Dataset rows
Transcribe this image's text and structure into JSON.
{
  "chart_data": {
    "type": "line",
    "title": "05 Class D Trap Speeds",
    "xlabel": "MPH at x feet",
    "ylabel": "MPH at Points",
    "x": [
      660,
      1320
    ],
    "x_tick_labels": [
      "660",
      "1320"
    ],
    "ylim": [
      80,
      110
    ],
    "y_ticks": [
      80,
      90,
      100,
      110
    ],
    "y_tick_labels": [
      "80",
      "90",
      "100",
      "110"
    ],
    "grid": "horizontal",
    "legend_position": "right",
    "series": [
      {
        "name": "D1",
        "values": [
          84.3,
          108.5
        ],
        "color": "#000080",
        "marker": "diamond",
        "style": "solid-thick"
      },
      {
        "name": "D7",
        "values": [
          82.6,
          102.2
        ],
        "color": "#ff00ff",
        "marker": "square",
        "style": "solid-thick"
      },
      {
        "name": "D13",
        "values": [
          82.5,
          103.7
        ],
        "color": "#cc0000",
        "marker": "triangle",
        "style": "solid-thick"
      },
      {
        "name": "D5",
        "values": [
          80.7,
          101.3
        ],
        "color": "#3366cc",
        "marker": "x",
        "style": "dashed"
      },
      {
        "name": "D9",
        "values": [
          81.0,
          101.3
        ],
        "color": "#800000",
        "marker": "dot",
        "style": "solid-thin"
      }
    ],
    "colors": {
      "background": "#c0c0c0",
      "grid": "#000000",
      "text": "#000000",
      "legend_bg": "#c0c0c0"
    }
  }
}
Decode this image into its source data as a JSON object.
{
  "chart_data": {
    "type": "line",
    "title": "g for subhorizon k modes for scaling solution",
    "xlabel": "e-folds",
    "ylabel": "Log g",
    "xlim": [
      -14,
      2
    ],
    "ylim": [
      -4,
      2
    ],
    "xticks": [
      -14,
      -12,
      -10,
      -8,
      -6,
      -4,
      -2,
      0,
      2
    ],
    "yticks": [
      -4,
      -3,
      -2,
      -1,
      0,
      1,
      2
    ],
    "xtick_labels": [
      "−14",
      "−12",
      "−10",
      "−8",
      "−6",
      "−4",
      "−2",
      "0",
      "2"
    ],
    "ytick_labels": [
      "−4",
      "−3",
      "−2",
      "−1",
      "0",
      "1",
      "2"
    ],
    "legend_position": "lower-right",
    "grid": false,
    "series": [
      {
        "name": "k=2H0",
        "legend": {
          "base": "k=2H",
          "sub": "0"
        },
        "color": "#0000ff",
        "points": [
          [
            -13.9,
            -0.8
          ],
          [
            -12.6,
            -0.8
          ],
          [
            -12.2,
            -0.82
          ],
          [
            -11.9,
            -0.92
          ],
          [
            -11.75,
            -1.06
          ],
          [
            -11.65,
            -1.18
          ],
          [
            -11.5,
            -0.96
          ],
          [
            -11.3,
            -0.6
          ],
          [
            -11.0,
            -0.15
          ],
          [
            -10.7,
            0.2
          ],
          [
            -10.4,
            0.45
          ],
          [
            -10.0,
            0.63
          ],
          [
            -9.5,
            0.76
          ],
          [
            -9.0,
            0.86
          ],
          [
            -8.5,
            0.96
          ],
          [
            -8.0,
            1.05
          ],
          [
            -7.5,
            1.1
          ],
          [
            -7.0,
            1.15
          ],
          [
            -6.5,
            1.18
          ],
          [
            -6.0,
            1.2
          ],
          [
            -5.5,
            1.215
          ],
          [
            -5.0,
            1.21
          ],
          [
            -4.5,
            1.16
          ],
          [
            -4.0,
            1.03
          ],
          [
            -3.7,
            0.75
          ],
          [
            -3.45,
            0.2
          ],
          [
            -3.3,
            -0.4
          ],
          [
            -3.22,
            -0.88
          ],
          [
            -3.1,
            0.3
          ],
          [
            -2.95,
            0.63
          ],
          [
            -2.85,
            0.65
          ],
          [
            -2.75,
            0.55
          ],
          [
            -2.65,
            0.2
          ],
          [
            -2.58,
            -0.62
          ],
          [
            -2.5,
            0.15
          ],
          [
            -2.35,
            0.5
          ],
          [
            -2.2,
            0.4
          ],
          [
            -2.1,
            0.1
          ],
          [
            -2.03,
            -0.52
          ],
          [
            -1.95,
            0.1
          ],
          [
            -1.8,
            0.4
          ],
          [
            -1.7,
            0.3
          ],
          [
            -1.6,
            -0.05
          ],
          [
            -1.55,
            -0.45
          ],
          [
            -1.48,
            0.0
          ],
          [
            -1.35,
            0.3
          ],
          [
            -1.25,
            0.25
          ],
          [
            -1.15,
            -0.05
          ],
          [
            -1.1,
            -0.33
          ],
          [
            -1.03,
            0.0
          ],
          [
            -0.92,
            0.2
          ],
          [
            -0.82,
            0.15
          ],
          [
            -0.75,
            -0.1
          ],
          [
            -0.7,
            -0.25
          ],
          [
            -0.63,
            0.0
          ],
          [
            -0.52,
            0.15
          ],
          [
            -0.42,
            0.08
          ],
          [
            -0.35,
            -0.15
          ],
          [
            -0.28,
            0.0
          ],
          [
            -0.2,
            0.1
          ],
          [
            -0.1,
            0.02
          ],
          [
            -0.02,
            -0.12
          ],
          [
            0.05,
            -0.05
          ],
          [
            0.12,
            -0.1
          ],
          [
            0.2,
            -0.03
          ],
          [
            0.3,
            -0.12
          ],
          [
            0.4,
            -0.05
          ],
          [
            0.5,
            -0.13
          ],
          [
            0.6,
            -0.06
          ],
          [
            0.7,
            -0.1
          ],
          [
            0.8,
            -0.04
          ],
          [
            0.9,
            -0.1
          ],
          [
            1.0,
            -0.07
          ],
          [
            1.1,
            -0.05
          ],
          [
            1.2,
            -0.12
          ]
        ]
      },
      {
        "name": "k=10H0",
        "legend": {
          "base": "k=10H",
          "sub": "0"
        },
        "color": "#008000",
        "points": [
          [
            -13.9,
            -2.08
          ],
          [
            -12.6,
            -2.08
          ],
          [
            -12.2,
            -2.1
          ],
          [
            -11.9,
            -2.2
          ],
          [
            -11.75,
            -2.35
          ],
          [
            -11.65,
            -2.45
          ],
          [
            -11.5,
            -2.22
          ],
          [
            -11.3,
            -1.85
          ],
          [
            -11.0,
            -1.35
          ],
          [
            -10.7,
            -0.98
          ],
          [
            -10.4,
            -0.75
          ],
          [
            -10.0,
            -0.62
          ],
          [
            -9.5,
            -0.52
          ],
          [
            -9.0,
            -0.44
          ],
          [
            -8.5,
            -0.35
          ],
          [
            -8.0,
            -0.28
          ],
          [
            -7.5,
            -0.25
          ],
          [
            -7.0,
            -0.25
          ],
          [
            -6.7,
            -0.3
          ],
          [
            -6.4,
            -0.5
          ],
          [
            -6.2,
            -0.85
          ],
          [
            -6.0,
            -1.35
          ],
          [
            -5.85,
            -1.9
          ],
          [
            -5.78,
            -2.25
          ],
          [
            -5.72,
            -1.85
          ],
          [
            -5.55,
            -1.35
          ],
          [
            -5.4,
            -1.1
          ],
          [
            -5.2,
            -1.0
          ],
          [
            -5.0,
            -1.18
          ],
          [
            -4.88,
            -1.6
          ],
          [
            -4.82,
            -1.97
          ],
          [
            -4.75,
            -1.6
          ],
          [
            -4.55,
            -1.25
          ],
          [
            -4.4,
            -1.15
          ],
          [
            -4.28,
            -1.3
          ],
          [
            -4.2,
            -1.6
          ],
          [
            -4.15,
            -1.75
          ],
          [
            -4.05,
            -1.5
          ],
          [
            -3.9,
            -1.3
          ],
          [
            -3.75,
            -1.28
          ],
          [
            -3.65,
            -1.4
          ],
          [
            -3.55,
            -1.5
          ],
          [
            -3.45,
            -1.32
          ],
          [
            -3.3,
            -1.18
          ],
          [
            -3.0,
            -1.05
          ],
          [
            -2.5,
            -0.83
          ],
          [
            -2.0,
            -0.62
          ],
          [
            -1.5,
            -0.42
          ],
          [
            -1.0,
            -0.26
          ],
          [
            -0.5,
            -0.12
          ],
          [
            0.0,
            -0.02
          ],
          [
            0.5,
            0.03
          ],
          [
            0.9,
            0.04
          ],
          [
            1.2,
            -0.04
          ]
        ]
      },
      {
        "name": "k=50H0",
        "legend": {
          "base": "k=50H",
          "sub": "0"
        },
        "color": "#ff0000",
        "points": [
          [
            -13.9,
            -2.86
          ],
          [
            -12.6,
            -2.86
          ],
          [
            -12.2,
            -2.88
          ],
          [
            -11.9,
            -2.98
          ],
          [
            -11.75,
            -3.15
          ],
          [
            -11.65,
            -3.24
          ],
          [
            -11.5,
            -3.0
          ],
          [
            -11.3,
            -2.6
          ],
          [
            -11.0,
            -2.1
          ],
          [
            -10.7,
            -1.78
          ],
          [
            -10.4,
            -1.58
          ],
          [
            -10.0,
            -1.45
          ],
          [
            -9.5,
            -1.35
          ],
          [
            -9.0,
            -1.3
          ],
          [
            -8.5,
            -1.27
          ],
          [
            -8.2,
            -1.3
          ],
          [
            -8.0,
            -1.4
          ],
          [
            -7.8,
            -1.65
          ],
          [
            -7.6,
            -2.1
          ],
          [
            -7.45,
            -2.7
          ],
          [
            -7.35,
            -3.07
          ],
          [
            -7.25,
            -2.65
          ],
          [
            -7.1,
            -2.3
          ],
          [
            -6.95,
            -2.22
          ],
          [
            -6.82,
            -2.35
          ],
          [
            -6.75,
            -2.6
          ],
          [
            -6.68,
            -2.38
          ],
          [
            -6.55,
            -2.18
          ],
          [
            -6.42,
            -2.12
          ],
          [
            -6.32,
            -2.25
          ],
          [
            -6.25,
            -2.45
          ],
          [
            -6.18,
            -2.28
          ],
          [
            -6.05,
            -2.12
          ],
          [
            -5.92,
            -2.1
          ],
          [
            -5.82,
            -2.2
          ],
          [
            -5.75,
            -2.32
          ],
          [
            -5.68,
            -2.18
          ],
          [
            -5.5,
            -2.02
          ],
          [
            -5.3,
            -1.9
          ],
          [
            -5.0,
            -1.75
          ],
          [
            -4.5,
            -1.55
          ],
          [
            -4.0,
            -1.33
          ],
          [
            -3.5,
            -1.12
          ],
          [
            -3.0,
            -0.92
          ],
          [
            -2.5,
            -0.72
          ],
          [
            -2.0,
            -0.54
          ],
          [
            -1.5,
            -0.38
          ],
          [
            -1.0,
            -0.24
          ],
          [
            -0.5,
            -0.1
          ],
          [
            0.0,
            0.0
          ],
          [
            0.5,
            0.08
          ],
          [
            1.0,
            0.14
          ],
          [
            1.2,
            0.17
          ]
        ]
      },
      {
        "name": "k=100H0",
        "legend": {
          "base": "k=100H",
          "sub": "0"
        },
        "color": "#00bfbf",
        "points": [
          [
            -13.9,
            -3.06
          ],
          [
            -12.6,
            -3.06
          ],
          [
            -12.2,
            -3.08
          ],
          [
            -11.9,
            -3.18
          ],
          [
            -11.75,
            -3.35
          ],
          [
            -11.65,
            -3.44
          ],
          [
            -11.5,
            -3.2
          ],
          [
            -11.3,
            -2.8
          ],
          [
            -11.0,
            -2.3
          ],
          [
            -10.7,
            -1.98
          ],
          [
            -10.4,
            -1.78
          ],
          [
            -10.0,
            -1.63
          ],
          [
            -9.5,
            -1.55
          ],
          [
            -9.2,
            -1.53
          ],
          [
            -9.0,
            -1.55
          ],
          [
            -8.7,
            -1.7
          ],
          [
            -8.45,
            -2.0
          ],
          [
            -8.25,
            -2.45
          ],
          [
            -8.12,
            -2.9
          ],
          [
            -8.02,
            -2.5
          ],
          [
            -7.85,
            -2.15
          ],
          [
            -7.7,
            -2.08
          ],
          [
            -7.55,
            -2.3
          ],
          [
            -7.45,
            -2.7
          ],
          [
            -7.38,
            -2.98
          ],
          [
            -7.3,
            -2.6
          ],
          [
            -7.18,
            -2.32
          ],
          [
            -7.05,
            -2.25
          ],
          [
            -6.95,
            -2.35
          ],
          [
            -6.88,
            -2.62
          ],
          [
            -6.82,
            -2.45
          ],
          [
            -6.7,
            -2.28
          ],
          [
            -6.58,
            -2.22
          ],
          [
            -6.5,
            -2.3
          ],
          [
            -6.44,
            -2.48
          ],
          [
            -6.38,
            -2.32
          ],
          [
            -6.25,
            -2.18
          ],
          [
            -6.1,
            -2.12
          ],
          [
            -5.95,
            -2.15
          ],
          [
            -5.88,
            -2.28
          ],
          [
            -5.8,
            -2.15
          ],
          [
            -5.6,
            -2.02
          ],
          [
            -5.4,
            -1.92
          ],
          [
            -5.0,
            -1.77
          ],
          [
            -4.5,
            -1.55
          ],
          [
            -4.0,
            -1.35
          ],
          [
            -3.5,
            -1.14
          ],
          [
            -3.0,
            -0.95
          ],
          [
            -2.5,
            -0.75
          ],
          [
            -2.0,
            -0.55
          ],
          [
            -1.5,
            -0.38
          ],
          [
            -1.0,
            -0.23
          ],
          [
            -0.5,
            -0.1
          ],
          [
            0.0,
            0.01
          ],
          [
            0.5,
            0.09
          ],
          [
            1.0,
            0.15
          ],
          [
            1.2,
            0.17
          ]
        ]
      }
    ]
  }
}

Given task
Within the records, how many lines include "name"? The answer is the number and nothing else.

Correct response
9